* [Stated exercise] Convert the listing, from its first line through the line containing "submenu-item[interactable]: Patient List: [2, 525, 330, 576]", into a JSON list of strings with one string per line, omitting blank lines.

━━━━

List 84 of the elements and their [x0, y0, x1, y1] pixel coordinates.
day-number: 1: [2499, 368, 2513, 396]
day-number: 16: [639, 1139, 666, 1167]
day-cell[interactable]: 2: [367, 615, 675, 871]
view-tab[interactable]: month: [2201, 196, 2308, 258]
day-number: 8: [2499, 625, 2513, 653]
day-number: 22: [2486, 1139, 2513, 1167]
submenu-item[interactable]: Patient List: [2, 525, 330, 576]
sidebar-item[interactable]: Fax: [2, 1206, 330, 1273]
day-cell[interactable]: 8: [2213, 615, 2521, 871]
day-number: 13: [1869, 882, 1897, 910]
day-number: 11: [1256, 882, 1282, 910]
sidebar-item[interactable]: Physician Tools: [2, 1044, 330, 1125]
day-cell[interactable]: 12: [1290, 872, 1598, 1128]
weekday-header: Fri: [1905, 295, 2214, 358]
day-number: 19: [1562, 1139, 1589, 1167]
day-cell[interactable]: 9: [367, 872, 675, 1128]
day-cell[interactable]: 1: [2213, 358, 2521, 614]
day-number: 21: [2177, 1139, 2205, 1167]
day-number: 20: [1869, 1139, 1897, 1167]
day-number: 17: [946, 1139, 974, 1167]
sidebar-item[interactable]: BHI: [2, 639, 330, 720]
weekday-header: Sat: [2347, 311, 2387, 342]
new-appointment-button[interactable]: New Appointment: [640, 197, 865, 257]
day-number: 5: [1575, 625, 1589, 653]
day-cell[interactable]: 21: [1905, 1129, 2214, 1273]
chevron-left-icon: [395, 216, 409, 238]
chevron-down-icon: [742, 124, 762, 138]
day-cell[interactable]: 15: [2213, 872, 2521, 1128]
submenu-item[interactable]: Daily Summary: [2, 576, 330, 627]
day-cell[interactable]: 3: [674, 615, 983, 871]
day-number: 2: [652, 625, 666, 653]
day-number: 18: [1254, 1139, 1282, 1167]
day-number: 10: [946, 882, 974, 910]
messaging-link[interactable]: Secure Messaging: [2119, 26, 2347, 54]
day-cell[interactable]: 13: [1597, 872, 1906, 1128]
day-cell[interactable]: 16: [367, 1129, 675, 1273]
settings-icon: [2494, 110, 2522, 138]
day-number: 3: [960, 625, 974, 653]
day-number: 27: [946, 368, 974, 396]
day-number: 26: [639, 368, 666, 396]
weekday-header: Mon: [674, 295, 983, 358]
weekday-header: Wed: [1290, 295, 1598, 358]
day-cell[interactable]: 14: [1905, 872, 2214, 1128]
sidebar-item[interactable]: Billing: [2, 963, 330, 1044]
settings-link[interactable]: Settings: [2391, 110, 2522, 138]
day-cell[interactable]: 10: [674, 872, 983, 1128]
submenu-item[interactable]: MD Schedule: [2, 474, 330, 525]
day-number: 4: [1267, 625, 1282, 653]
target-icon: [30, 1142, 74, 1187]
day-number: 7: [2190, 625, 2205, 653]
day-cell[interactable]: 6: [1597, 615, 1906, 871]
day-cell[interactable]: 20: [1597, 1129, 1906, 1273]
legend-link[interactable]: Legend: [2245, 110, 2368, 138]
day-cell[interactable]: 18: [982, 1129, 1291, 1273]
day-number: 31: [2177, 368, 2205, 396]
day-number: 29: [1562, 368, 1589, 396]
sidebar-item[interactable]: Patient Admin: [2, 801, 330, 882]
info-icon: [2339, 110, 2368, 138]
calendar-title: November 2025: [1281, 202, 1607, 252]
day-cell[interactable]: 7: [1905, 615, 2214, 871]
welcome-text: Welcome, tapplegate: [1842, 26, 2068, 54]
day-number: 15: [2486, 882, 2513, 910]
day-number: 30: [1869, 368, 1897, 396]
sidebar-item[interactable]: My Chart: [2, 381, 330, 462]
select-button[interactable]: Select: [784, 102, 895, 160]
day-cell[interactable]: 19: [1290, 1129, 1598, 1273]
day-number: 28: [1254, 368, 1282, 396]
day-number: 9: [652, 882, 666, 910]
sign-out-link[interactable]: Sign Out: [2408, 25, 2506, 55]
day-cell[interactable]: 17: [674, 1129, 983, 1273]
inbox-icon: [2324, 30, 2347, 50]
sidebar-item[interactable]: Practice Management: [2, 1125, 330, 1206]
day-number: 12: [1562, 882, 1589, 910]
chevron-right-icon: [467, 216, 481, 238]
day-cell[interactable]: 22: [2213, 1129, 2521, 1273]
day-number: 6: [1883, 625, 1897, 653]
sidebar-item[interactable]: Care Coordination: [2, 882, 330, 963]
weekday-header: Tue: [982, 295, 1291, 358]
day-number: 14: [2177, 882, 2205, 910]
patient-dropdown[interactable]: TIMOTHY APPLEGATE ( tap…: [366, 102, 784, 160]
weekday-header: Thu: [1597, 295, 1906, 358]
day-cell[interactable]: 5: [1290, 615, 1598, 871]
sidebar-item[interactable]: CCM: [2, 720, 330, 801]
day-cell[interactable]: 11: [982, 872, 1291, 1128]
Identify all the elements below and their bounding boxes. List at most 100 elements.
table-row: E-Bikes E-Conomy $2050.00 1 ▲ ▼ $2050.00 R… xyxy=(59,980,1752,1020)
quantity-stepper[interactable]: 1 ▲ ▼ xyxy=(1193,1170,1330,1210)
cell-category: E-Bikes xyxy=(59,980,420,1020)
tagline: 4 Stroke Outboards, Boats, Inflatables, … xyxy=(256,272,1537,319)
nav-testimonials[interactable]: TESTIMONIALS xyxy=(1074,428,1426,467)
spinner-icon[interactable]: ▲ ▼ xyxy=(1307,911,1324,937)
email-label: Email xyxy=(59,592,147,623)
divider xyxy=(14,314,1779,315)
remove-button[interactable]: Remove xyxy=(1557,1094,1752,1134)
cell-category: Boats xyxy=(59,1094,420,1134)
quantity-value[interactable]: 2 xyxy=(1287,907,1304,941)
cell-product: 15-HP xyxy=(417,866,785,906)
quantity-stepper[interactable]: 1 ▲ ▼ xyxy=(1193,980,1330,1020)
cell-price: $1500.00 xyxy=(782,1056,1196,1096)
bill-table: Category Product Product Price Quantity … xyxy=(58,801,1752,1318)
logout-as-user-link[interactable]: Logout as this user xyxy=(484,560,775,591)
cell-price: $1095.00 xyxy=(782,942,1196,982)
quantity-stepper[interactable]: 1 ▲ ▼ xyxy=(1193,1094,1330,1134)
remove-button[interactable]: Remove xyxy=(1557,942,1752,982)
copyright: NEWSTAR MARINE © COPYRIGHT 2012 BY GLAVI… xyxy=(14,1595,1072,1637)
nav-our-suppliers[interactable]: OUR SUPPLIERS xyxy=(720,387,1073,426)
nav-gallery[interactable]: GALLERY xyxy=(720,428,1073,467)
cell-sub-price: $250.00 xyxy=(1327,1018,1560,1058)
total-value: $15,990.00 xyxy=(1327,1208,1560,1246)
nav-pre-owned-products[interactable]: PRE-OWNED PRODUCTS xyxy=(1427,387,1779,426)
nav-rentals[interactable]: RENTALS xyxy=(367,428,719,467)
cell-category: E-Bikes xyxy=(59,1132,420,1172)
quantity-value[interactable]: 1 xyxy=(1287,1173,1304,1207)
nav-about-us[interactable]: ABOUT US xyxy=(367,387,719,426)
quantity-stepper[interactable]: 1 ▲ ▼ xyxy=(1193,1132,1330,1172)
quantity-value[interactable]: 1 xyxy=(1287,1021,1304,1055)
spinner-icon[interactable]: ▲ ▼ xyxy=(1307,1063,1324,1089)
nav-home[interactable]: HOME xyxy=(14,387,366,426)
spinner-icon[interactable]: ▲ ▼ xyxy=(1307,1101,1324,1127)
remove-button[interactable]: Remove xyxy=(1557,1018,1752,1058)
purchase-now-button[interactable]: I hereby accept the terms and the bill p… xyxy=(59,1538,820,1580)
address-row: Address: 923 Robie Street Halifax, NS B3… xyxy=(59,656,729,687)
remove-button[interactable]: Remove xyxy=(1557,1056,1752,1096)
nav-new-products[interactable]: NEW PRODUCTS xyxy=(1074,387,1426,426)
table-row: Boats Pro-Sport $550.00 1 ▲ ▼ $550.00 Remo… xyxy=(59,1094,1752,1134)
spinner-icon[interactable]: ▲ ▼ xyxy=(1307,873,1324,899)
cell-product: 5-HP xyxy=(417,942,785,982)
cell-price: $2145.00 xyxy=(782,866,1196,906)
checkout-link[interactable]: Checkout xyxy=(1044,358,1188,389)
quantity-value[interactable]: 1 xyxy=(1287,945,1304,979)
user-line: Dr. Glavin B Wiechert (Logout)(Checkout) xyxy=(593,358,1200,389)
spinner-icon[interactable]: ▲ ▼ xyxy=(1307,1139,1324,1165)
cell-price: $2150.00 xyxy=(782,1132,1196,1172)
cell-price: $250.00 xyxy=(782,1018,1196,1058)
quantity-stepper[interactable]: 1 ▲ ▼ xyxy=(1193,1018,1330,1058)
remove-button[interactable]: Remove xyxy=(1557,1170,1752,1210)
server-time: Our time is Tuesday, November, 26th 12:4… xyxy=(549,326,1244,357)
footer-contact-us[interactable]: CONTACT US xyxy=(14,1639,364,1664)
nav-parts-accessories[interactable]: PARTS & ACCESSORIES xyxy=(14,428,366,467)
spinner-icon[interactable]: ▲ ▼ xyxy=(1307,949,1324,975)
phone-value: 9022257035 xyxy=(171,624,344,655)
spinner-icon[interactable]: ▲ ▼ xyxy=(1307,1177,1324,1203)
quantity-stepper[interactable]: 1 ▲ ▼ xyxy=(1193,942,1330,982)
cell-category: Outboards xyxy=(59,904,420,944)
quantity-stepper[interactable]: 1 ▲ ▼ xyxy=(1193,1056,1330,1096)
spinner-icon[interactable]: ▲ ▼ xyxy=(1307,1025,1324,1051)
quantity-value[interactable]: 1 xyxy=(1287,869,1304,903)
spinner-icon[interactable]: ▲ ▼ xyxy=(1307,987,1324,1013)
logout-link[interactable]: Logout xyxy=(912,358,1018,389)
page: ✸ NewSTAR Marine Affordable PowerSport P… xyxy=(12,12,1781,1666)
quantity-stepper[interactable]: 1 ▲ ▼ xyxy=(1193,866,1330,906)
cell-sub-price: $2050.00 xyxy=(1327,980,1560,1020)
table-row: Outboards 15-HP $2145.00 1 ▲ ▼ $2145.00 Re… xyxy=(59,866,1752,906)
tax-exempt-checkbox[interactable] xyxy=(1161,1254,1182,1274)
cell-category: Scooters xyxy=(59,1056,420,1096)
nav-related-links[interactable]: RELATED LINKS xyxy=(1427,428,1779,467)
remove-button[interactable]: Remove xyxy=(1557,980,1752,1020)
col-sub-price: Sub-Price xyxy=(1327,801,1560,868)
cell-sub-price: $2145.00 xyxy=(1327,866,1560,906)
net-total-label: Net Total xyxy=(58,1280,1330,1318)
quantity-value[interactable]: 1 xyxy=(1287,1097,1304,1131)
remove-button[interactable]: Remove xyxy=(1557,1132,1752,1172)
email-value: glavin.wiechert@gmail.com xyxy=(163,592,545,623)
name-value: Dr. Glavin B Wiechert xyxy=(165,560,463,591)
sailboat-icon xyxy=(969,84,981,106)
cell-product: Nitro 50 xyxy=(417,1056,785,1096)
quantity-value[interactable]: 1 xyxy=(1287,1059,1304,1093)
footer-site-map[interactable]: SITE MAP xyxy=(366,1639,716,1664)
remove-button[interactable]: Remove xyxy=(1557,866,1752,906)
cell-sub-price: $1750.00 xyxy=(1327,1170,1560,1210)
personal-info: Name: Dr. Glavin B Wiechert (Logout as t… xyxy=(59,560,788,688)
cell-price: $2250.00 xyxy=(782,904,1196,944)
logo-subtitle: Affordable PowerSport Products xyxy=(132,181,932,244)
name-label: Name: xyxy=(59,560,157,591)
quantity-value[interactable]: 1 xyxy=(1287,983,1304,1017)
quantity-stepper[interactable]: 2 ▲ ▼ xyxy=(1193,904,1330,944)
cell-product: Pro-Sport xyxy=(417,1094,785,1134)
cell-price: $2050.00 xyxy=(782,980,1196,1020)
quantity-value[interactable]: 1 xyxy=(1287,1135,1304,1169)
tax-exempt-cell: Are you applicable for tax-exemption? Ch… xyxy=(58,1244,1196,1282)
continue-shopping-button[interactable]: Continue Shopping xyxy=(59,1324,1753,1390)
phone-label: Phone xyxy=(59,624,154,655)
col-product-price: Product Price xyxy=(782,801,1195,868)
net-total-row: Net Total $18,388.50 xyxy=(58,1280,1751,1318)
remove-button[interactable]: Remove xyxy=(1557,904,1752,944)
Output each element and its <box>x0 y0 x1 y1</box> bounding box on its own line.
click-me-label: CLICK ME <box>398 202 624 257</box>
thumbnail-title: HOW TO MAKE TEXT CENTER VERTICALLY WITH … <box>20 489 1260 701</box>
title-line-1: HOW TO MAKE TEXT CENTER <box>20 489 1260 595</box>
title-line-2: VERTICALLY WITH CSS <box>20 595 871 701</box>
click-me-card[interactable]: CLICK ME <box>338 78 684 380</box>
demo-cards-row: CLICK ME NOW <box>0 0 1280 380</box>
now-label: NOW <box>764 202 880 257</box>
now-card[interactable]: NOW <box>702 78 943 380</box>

━━━━

* [Correct answer]
[
  "List 84 of the elements and their [x0, y0, x1, y1] pixel coordinates.",
  "day-number: 1: [2499, 368, 2513, 396]",
  "day-number: 16: [639, 1139, 666, 1167]",
  "day-cell[interactable]: 2: [367, 615, 675, 871]",
  "view-tab[interactable]: month: [2201, 196, 2308, 258]",
  "day-number: 8: [2499, 625, 2513, 653]",
  "day-number: 22: [2486, 1139, 2513, 1167]",
  "submenu-item[interactable]: Patient List: [2, 525, 330, 576]"
]